§ **GIVEN TASK**: Can you transcribe every line exactly and leave the pictures behind?

[Dataset entries]
* * * * *
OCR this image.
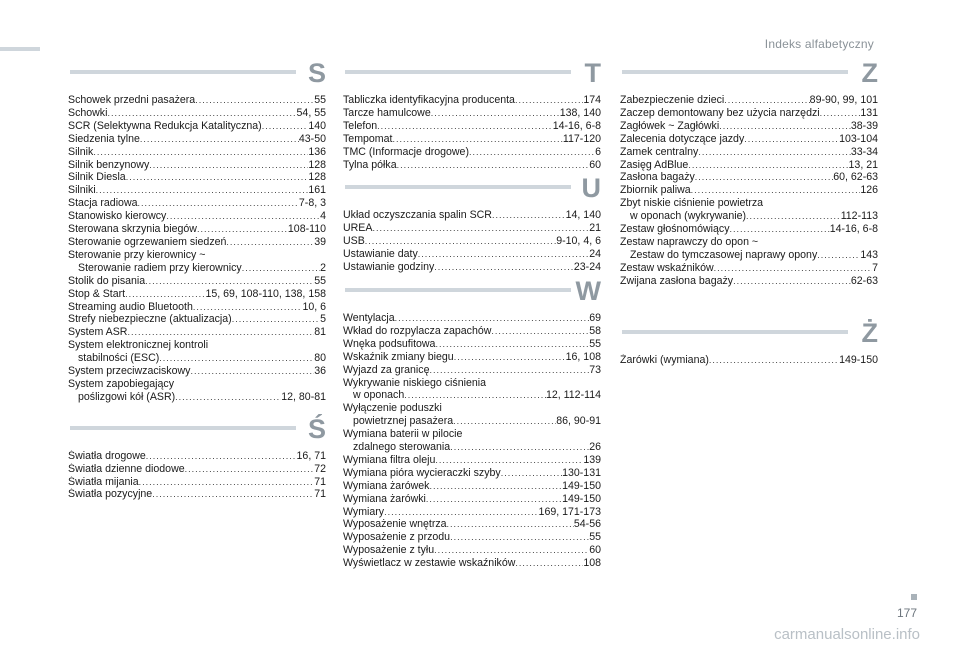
Indeks alfabetyczny
S
Schowek przedni pasażera .....	55
Schowki .....	54, 55
SCR (Selektywna Redukcja Katalityczna) .....	140
Siedzenia tylne .....	43-50
Silnik .....	136
Silnik benzynowy .....	128
Silnik Diesla .....	128
Silniki .....	161
Stacja radiowa .....	7-8, 3
Stanowisko kierowcy .....	4
Sterowana skrzynia biegów .....	108-110
Sterowanie ogrzewaniem siedzeń .....	39
Sterowanie przy kierownicy ~
Sterowanie radiem przy kierownicy .....	2
Stolik do pisania .....	55
Stop & Start .....	15, 69, 108-110, 138, 158
Streaming audio Bluetooth .....	10, 6
Strefy niebezpieczne (aktualizacja) .....	5
System ASR .....	81
System elektronicznej kontroli
stabilności (ESC) .....	80
System przeciwzaciskowy .....	36
System zapobiegający
poślizgowi kół (ASR) .....	12, 80-81
Ś
Światła drogowe .....	16, 71
Światła dzienne diodowe .....	72
Światła mijania .....	71
Światła pozycyjne .....	71
T
Tabliczka identyfikacyjna producenta .....	174
Tarcze hamulcowe .....	138, 140
Telefon .....	14-16, 6-8
Tempomat .....	117-120
TMC (Informacje drogowe) .....	6
Tylna półka .....	60
U
Układ oczyszczania spalin SCR .....	14, 140
UREA .....	21
USB .....	9-10, 4, 6
Ustawianie daty .....	24
Ustawianie godziny .....	23-24
W
Wentylacja .....	69
Wkład do rozpylacza zapachów .....	58
Wnęka podsufitowa .....	55
Wskaźnik zmiany biegu .....	16, 108
Wyjazd za granicę .....	73
Wykrywanie niskiego ciśnienia
w oponach .....	12, 112-114
Wyłączenie poduszki
powietrznej pasażera .....	86, 90-91
Wymiana baterii w pilocie
zdalnego sterowania .....	26
Wymiana filtra oleju .....	139
Wymiana pióra wycieraczki szyby .....	130-131
Wymiana żarówek .....	149-150
Wymiana żarówki .....	149-150
Wymiary .....	169, 171-173
Wyposażenie wnętrza .....	54-56
Wyposażenie z przodu .....	55
Wyposażenie z tyłu .....	60
Wyświetlacz w zestawie wskaźników .....	108
Z
Zabezpieczenie dzieci .....	89-90, 99, 101
Zaczep demontowany bez użycia narzędzi .....	131
Zagłówek ~ Zagłówki .....	38-39
Zalecenia dotyczące jazdy .....	103-104
Zamek centralny .....	33-34
Zasięg AdBlue .....	13, 21
Zasłona bagaży .....	60, 62-63
Zbiornik paliwa .....	126
Zbyt niskie ciśnienie powietrza
w oponach (wykrywanie) .....	112-113
Zestaw głośnomówiący .....	14-16, 6-8
Zestaw naprawczy do opon ~
Zestaw do tymczasowej naprawy opony .....	143
Zestaw wskaźników .....	7
Zwijana zasłona bagaży .....	62-63
Ż
Żarówki (wymiana) .....	149-150
177
carmanualsonline.info
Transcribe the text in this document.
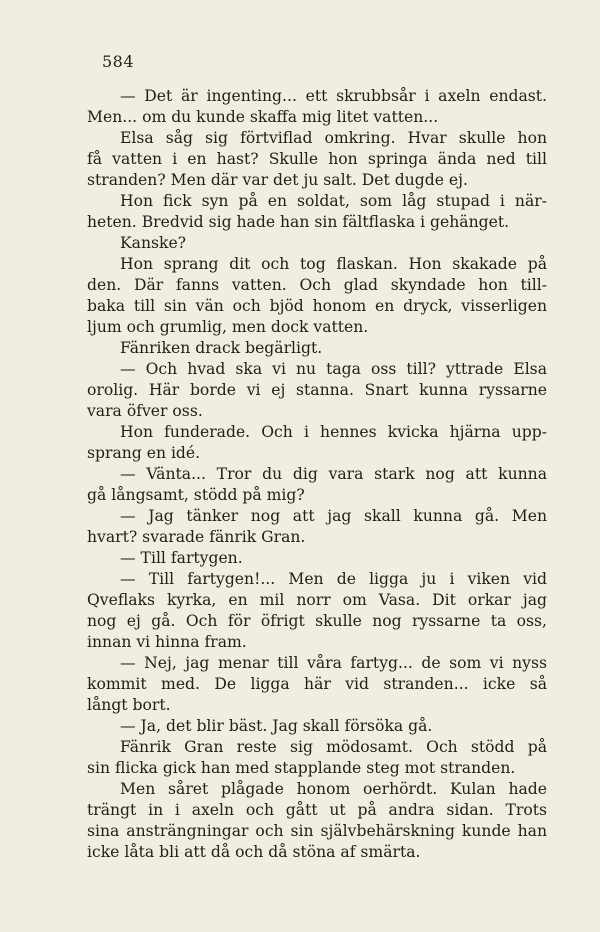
584
— Det är ingenting... ett skrubbsår i axeln endast.
Men... om du kunde skaffa mig litet vatten...
Elsa såg sig förtviflad omkring. Hvar skulle hon
få vatten i en hast? Skulle hon springa ända ned till
stranden? Men där var det ju salt. Det dugde ej.
Hon fick syn på en soldat, som låg stupad i när-
heten. Bredvid sig hade han sin fältflaska i gehänget.
Kanske?
Hon sprang dit och tog flaskan. Hon skakade på
den. Där fanns vatten. Och glad skyndade hon till-
baka till sin vän och bjöd honom en dryck, visserligen
ljum och grumlig, men dock vatten.
Fänriken drack begärligt.
— Och hvad ska vi nu taga oss till? yttrade Elsa
orolig. Här borde vi ej stanna. Snart kunna ryssarne
vara öfver oss.
Hon funderade. Och i hennes kvicka hjärna upp-
sprang en idé.
— Vänta... Tror du dig vara stark nog att kunna
gå långsamt, stödd på mig?
— Jag tänker nog att jag skall kunna gå. Men
hvart? svarade fänrik Gran.
— Till fartygen.
— Till fartygen!... Men de ligga ju i viken vid
Qveflaks kyrka, en mil norr om Vasa. Dit orkar jag
nog ej gå. Och för öfrigt skulle nog ryssarne ta oss,
innan vi hinna fram.
— Nej, jag menar till våra fartyg... de som vi nyss
kommit med. De ligga här vid stranden... icke så
långt bort.
— Ja, det blir bäst. Jag skall försöka gå.
Fänrik Gran reste sig mödosamt. Och stödd på
sin flicka gick han med stapplande steg mot stranden.
Men såret plågade honom oerhördt. Kulan hade
trängt in i axeln och gått ut på andra sidan. Trots
sina ansträngningar och sin självbehärskning kunde han
icke låta bli att då och då stöna af smärta.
* * * * *
§ **TASK OUTPUT**:
OCR this image.
Indeks alfabetyczny
S
Schowek przedni pasażera .....	55
Schowki .....	54, 55
SCR (Selektywna Redukcja Katalityczna) .....	140
Siedzenia tylne .....	43-50
Silnik .....	136
Silnik benzynowy .....	128
Silnik Diesla .....	128
Silniki .....	161
Stacja radiowa .....	7-8, 3
Stanowisko kierowcy .....	4
Sterowana skrzynia biegów .....	108-110
Sterowanie ogrzewaniem siedzeń .....	39
Sterowanie przy kierownicy ~
Sterowanie radiem przy kierownicy .....	2
Stolik do pisania .....	55
Stop & Start .....	15, 69, 108-110, 138, 158
Streaming audio Bluetooth .....	10, 6
Strefy niebezpieczne (aktualizacja) .....	5
System ASR .....	81
System elektronicznej kontroli
stabilności (ESC) .....	80
System przeciwzaciskowy .....	36
System zapobiegający
poślizgowi kół (ASR) .....	12, 80-81
Ś
Światła drogowe .....	16, 71
Światła dzienne diodowe .....	72
Światła mijania .....	71
Światła pozycyjne .....	71
T
Tabliczka identyfikacyjna producenta .....	174
Tarcze hamulcowe .....	138, 140
Telefon .....	14-16, 6-8
Tempomat .....	117-120
TMC (Informacje drogowe) .....	6
Tylna półka .....	60
U
Układ oczyszczania spalin SCR .....	14, 140
UREA .....	21
USB .....	9-10, 4, 6
Ustawianie daty .....	24
Ustawianie godziny .....	23-24
W
Wentylacja .....	69
Wkład do rozpylacza zapachów .....	58
Wnęka podsufitowa .....	55
Wskaźnik zmiany biegu .....	16, 108
Wyjazd za granicę .....	73
Wykrywanie niskiego ciśnienia
w oponach .....	12, 112-114
Wyłączenie poduszki
powietrznej pasażera .....	86, 90-91
Wymiana baterii w pilocie
zdalnego sterowania .....	26
Wymiana filtra oleju .....	139
Wymiana pióra wycieraczki szyby .....	130-131
Wymiana żarówek .....	149-150
Wymiana żarówki .....	149-150
Wymiary .....	169, 171-173
Wyposażenie wnętrza .....	54-56
Wyposażenie z przodu .....	55
Wyposażenie z tyłu .....	60
Wyświetlacz w zestawie wskaźników .....	108
Z
Zabezpieczenie dzieci .....	89-90, 99, 101
Zaczep demontowany bez użycia narzędzi .....	131
Zagłówek ~ Zagłówki .....	38-39
Zalecenia dotyczące jazdy .....	103-104
Zamek centralny .....	33-34
Zasięg AdBlue .....	13, 21
Zasłona bagaży .....	60, 62-63
Zbiornik paliwa .....	126
Zbyt niskie ciśnienie powietrza
w oponach (wykrywanie) .....	112-113
Zestaw głośnomówiący .....	14-16, 6-8
Zestaw naprawczy do opon ~
Zestaw do tymczasowej naprawy opony .....	143
Zestaw wskaźników .....	7
Zwijana zasłona bagaży .....	62-63
Ż
Żarówki (wymiana) .....	149-150
177
carmanualsonline.info
Transcribe the text in this document.
584
— Det är ingenting... ett skrubbsår i axeln endast.
Men... om du kunde skaffa mig litet vatten...
Elsa såg sig förtviflad omkring. Hvar skulle hon
få vatten i en hast? Skulle hon springa ända ned till
stranden? Men där var det ju salt. Det dugde ej.
Hon fick syn på en soldat, som låg stupad i när-
heten. Bredvid sig hade han sin fältflaska i gehänget.
Kanske?
Hon sprang dit och tog flaskan. Hon skakade på
den. Där fanns vatten. Och glad skyndade hon till-
baka till sin vän och bjöd honom en dryck, visserligen
ljum och grumlig, men dock vatten.
Fänriken drack begärligt.
— Och hvad ska vi nu taga oss till? yttrade Elsa
orolig. Här borde vi ej stanna. Snart kunna ryssarne
vara öfver oss.
Hon funderade. Och i hennes kvicka hjärna upp-
sprang en idé.
— Vänta... Tror du dig vara stark nog att kunna
gå långsamt, stödd på mig?
— Jag tänker nog att jag skall kunna gå. Men
hvart? svarade fänrik Gran.
— Till fartygen.
— Till fartygen!... Men de ligga ju i viken vid
Qveflaks kyrka, en mil norr om Vasa. Dit orkar jag
nog ej gå. Och för öfrigt skulle nog ryssarne ta oss,
innan vi hinna fram.
— Nej, jag menar till våra fartyg... de som vi nyss
kommit med. De ligga här vid stranden... icke så
långt bort.
— Ja, det blir bäst. Jag skall försöka gå.
Fänrik Gran reste sig mödosamt. Och stödd på
sin flicka gick han med stapplande steg mot stranden.
Men såret plågade honom oerhördt. Kulan hade
trängt in i axeln och gått ut på andra sidan. Trots
sina ansträngningar och sin självbehärskning kunde han
icke låta bli att då och då stöna af smärta.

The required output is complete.